Personal information
- Born: November 21, 1997 (age 28) El Paso, Texas, U.S.
- Listed height: 6 ft 7 in (2.01 m)
- Listed weight: 216 lb (98 kg)

Career information
- High school: Cibola (Albuquerque, New Mexico)
- College: Jacksonville State (2015–2019)
- NBA draft: 2019: undrafted
- Playing career: 2019–present

Career history
- 2019–2020: Selfoss Karfa
- 2020: Amicale Steesel
- 2020: Hapoel Be'er Sheva
- 2021: Ramat HaSharon
- 2021–2022: Kagoshima Rebnise
- 2024–2025: Fibwi Palma
- 2025–2026: Shonan United
- 2026–present: Kožuv

= Christian Cunningham =

American basketball player (born 1997)

Christian Cianan Cunningham (born November 21, 1997) is an American basketball player for the Kožuv of the Macedonian First League. He plays the forward position.

==Biography==
Cunningham was born in El Paso, Texas, and his hometown is Albuquerque, New Mexico. His parents are Viola and Paul Cunningham. He is 6 ft 7 in tall, and weighs 216 lb.

He attended Cibola High School ('15) in New Mexico. Cunningham played basketball for the Cibola Cougars, and was a first team all-district player in his junior year.

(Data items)
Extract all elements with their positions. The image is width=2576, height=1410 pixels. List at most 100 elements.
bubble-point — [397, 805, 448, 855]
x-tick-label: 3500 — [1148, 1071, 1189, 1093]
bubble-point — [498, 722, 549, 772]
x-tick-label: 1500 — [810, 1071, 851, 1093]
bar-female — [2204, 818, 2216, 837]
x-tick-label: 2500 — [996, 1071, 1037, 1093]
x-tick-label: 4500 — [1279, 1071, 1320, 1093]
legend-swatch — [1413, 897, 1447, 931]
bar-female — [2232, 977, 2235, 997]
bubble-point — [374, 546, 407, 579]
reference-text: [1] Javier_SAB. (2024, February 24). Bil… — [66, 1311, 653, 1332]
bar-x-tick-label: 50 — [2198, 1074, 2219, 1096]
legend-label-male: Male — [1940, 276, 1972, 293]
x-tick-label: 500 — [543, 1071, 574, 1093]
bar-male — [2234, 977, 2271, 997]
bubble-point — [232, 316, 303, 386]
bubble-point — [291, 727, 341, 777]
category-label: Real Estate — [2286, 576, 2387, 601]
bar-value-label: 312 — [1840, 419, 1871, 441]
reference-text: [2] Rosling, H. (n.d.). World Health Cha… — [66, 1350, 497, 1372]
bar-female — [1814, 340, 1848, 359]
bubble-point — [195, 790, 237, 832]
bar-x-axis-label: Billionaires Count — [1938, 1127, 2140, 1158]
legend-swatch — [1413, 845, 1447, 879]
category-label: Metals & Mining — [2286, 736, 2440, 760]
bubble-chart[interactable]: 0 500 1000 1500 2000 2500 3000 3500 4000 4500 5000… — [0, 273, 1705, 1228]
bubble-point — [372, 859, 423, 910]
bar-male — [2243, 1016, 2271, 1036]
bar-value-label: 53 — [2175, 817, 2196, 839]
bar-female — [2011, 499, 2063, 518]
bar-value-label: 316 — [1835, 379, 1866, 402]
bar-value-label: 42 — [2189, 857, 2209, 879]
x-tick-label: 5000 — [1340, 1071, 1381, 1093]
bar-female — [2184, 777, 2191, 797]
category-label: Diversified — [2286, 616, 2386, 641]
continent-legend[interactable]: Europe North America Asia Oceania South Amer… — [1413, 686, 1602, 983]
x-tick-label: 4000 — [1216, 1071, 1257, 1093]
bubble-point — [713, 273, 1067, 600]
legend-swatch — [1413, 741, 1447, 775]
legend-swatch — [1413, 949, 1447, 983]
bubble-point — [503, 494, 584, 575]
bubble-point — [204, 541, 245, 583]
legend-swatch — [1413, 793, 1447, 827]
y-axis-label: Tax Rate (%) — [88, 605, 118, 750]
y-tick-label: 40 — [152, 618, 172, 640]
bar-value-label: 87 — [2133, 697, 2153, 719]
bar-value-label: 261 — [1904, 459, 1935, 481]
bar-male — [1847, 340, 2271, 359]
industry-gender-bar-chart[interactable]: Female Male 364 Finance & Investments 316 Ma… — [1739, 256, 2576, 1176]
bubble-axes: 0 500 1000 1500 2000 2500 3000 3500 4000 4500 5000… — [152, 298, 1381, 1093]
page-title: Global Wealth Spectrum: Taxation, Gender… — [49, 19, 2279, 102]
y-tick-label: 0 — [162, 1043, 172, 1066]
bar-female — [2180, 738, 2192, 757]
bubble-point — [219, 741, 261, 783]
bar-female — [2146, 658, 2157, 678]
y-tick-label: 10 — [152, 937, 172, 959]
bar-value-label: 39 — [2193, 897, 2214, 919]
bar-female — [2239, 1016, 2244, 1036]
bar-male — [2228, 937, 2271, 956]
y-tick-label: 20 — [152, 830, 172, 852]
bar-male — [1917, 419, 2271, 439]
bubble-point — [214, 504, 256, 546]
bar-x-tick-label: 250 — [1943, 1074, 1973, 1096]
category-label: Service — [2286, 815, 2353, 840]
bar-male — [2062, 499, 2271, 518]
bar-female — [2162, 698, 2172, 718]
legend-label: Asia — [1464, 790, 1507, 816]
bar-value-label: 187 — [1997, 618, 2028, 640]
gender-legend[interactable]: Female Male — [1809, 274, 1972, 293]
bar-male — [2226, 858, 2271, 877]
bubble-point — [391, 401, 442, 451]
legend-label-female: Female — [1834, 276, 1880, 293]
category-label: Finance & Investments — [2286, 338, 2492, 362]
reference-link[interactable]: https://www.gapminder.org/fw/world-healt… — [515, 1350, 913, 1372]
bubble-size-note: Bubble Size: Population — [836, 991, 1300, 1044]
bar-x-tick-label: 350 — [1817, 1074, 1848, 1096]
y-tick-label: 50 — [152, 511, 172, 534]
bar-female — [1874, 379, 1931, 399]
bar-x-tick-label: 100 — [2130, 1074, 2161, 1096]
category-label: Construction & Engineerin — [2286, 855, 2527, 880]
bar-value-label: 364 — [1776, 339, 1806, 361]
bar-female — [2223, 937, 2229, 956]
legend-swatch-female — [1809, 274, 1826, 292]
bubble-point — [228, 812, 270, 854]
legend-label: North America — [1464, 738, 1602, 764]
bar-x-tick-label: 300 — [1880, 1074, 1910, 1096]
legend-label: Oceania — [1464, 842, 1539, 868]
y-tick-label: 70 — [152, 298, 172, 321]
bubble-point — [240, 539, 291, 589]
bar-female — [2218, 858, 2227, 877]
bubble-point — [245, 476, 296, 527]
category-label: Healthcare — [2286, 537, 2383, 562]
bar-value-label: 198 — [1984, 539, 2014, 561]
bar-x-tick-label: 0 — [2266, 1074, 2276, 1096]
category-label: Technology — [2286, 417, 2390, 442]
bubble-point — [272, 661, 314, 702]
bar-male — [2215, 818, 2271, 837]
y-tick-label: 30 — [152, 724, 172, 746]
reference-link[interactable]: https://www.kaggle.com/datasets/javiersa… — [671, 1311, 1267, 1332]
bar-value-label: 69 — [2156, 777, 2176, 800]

■ Exercise instructions: Resume the biography of Christian Cunningham after its last sentence. The data items were taken from a different source than the text above.

■ Answer to the task:
Cunningham attended Jacksonville State University ('19). He played basketball for the Jacksonville State Gamecocks. In his sophomore year in 2016–17, he ranked second in the Ohio Valley Conference in blocked shots per game (1.7), third in offensive rebounds (2.9), fourth in field goal percentage (61.3), and set the JSU NCAA Division-I single-season rebounding record (275) and block record (59). In his junior year in 2017–18 he led the Ohio Valley Conference in field goal percentage (.661) and blocked shots (57), and had 8.1 rebounds per game. In his senior season in 2018–19 he was named Preseason All-OVC and was second in the OVC in field-goal percentage (.624), and fourth in shots blocked per game (1.7) and offensive rebounds per game (3.0). He is Jacksonville State's all-time blocks leader (215), and its NCAA Division-I career rebounding leader (864) and field-goal percentage leader (.621).

In December 2020 Cunningham joined Hapoel Be'er Sheva in the Israeli Basketball Premier League.